Provided material:
--------------------
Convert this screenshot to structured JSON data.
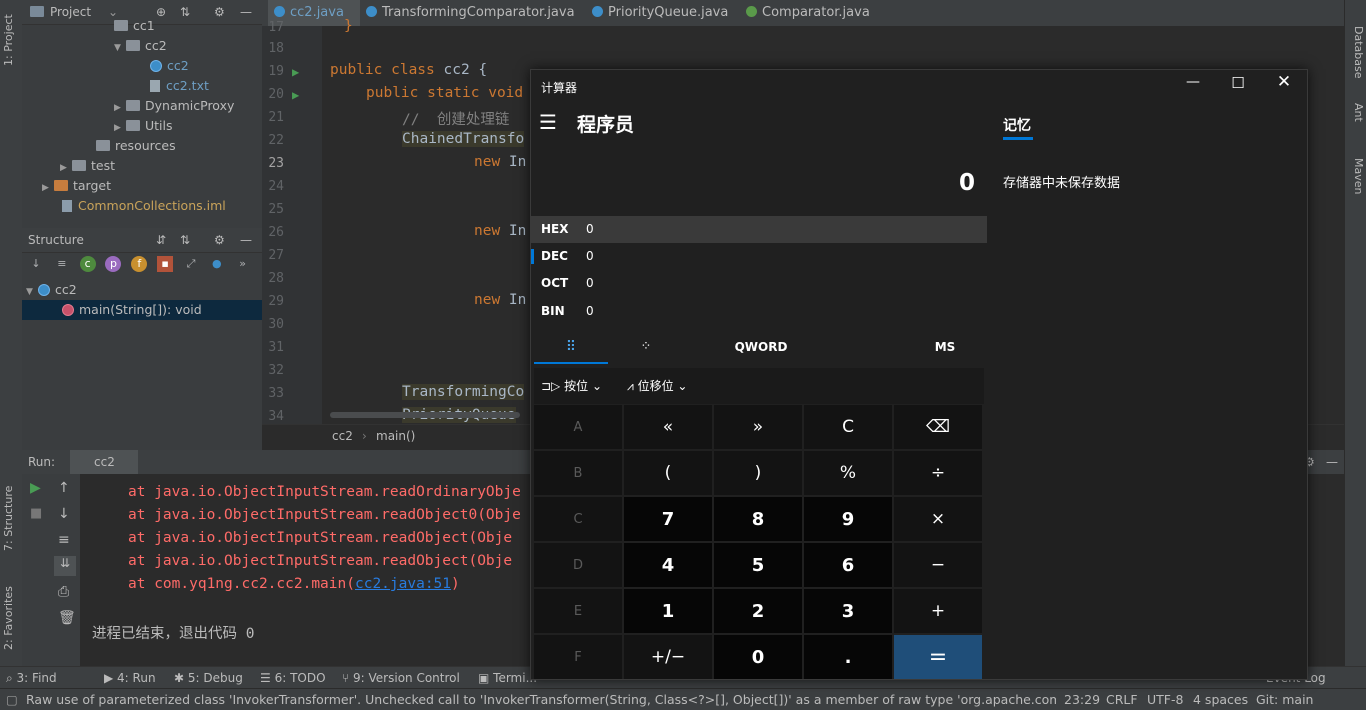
{
  "left_strip": {
    "project_tab": "1: Project",
    "structure_tab": "7: Structure",
    "favorites_tab": "2: Favorites"
  },
  "right_strip": {
    "database_tab": "Database",
    "ant_tab": "Ant",
    "maven_tab": "Maven"
  },
  "project_panel": {
    "title": "Project",
    "items": [
      {
        "label": "cc1",
        "kind": "folder"
      },
      {
        "label": "cc2",
        "kind": "folder"
      },
      {
        "label": "cc2",
        "kind": "class"
      },
      {
        "label": "cc2.txt",
        "kind": "file"
      },
      {
        "label": "DynamicProxy",
        "kind": "folder"
      },
      {
        "label": "Utils",
        "kind": "folder"
      },
      {
        "label": "resources",
        "kind": "folder"
      },
      {
        "label": "test",
        "kind": "folder"
      },
      {
        "label": "target",
        "kind": "folder-excluded"
      },
      {
        "label": "CommonCollections.iml",
        "kind": "iml"
      }
    ]
  },
  "structure_panel": {
    "title": "Structure",
    "class_name": "cc2",
    "method": "main(String[]): void"
  },
  "editor_tabs": [
    {
      "label": "cc2.java",
      "active": true
    },
    {
      "label": "TransformingComparator.java",
      "active": false
    },
    {
      "label": "PriorityQueue.java",
      "active": false
    },
    {
      "label": "Comparator.java",
      "active": false
    }
  ],
  "editor": {
    "line_numbers": [
      "17",
      "18",
      "19",
      "20",
      "21",
      "22",
      "23",
      "24",
      "25",
      "26",
      "27",
      "28",
      "29",
      "30",
      "31",
      "32",
      "33",
      "34"
    ],
    "lines": {
      "l17": "}",
      "l19_kw": "public class",
      "l19_rest": " cc2 {",
      "l20_kw": "public static void",
      "l21_comment": "//  创建处理链",
      "l22": "ChainedTransfo",
      "l23_kw": "new",
      "l23_rest": " In",
      "l26_kw": "new",
      "l26_rest": " In",
      "l29_kw": "new",
      "l29_rest": " In",
      "l33": "TransformingCo",
      "l34": "PriorityQueue"
    },
    "breadcrumb": [
      "cc2",
      "main()"
    ]
  },
  "run_panel": {
    "label": "Run:",
    "tab": "cc2",
    "console_lines": [
      "at java.io.ObjectInputStream.readOrdinaryObje",
      "at java.io.ObjectInputStream.readObject0(Obje",
      "at java.io.ObjectInputStream.readObject(Obje",
      "at java.io.ObjectInputStream.readObject(Obje"
    ],
    "last_trace_prefix": "at com.yq1ng.cc2.cc2.main(",
    "last_trace_link": "cc2.java:51",
    "last_trace_suffix": ")",
    "exit_message": "进程已结束，退出代码 0"
  },
  "bottom_tools": {
    "find": "3: Find",
    "run": "4: Run",
    "debug": "5: Debug",
    "todo": "6: TODO",
    "vcs": "9: Version Control",
    "terminal": "Termi...",
    "event_log": "Event Log"
  },
  "status_bar": {
    "message": "Raw use of parameterized class 'InvokerTransformer'. Unchecked call to 'InvokerTransformer(String, Class<?>[], Object[])' as a member of raw type 'org.apache.commons.colle...",
    "position": "23:29",
    "line_sep": "CRLF",
    "encoding": "UTF-8",
    "indent": "4 spaces",
    "git": "Git: main"
  },
  "calculator": {
    "window_title": "计算器",
    "mode_title": "程序员",
    "display_value": "0",
    "radix": [
      {
        "name": "HEX",
        "value": "0"
      },
      {
        "name": "DEC",
        "value": "0"
      },
      {
        "name": "OCT",
        "value": "0"
      },
      {
        "name": "BIN",
        "value": "0"
      }
    ],
    "word_size": "QWORD",
    "ms_label": "MS",
    "bitwise_label": "按位",
    "bitshift_label": "位移位",
    "memory_title": "记忆",
    "memory_empty": "存储器中未保存数据",
    "keys": [
      [
        "A",
        "«",
        "»",
        "C",
        "⌫"
      ],
      [
        "B",
        "(",
        ")",
        "%",
        "÷"
      ],
      [
        "C",
        "7",
        "8",
        "9",
        "×"
      ],
      [
        "D",
        "4",
        "5",
        "6",
        "−"
      ],
      [
        "E",
        "1",
        "2",
        "3",
        "+"
      ],
      [
        "F",
        "+/−",
        "0",
        ".",
        "="
      ]
    ],
    "accent_color": "#0078d7"
  }
}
--------------------
Exercise aim:
Output the data exactly. Pictures don't belong in the result.

Answer for this exercise:
Convert this screenshot to structured JSON data.
{
  "left_strip": {
    "project_tab": "1: Project",
    "structure_tab": "7: Structure",
    "favorites_tab": "2: Favorites"
  },
  "right_strip": {
    "database_tab": "Database",
    "ant_tab": "Ant",
    "maven_tab": "Maven"
  },
  "project_panel": {
    "title": "Project",
    "items": [
      {
        "label": "cc1",
        "kind": "folder"
      },
      {
        "label": "cc2",
        "kind": "folder"
      },
      {
        "label": "cc2",
        "kind": "class"
      },
      {
        "label": "cc2.txt",
        "kind": "file"
      },
      {
        "label": "DynamicProxy",
        "kind": "folder"
      },
      {
        "label": "Utils",
        "kind": "folder"
      },
      {
        "label": "resources",
        "kind": "folder"
      },
      {
        "label": "test",
        "kind": "folder"
      },
      {
        "label": "target",
        "kind": "folder-excluded"
      },
      {
        "label": "CommonCollections.iml",
        "kind": "iml"
      }
    ]
  },
  "structure_panel": {
    "title": "Structure",
    "class_name": "cc2",
    "method": "main(String[]): void"
  },
  "editor_tabs": [
    {
      "label": "cc2.java",
      "active": true
    },
    {
      "label": "TransformingComparator.java",
      "active": false
    },
    {
      "label": "PriorityQueue.java",
      "active": false
    },
    {
      "label": "Comparator.java",
      "active": false
    }
  ],
  "editor": {
    "line_numbers": [
      "17",
      "18",
      "19",
      "20",
      "21",
      "22",
      "23",
      "24",
      "25",
      "26",
      "27",
      "28",
      "29",
      "30",
      "31",
      "32",
      "33",
      "34"
    ],
    "lines": {
      "l17": "}",
      "l19_kw": "public class",
      "l19_rest": " cc2 {",
      "l20_kw": "public static void",
      "l21_comment": "//  创建处理链",
      "l22": "ChainedTransfo",
      "l23_kw": "new",
      "l23_rest": " In",
      "l26_kw": "new",
      "l26_rest": " In",
      "l29_kw": "new",
      "l29_rest": " In",
      "l33": "TransformingCo",
      "l34": "PriorityQueue"
    },
    "breadcrumb": [
      "cc2",
      "main()"
    ]
  },
  "run_panel": {
    "label": "Run:",
    "tab": "cc2",
    "console_lines": [
      "at java.io.ObjectInputStream.readOrdinaryObje",
      "at java.io.ObjectInputStream.readObject0(Obje",
      "at java.io.ObjectInputStream.readObject(Obje",
      "at java.io.ObjectInputStream.readObject(Obje"
    ],
    "last_trace_prefix": "at com.yq1ng.cc2.cc2.main(",
    "last_trace_link": "cc2.java:51",
    "last_trace_suffix": ")",
    "exit_message": "进程已结束，退出代码 0"
  },
  "bottom_tools": {
    "find": "3: Find",
    "run": "4: Run",
    "debug": "5: Debug",
    "todo": "6: TODO",
    "vcs": "9: Version Control",
    "terminal": "Termi...",
    "event_log": "Event Log"
  },
  "status_bar": {
    "message": "Raw use of parameterized class 'InvokerTransformer'. Unchecked call to 'InvokerTransformer(String, Class<?>[], Object[])' as a member of raw type 'org.apache.commons.colle...",
    "position": "23:29",
    "line_sep": "CRLF",
    "encoding": "UTF-8",
    "indent": "4 spaces",
    "git": "Git: main"
  },
  "calculator": {
    "window_title": "计算器",
    "mode_title": "程序员",
    "display_value": "0",
    "radix": [
      {
        "name": "HEX",
        "value": "0"
      },
      {
        "name": "DEC",
        "value": "0"
      },
      {
        "name": "OCT",
        "value": "0"
      },
      {
        "name": "BIN",
        "value": "0"
      }
    ],
    "word_size": "QWORD",
    "ms_label": "MS",
    "bitwise_label": "按位",
    "bitshift_label": "位移位",
    "memory_title": "记忆",
    "memory_empty": "存储器中未保存数据",
    "keys": [
      [
        "A",
        "«",
        "»",
        "C",
        "⌫"
      ],
      [
        "B",
        "(",
        ")",
        "%",
        "÷"
      ],
      [
        "C",
        "7",
        "8",
        "9",
        "×"
      ],
      [
        "D",
        "4",
        "5",
        "6",
        "−"
      ],
      [
        "E",
        "1",
        "2",
        "3",
        "+"
      ],
      [
        "F",
        "+/−",
        "0",
        ".",
        "="
      ]
    ],
    "accent_color": "#0078d7"
  }
}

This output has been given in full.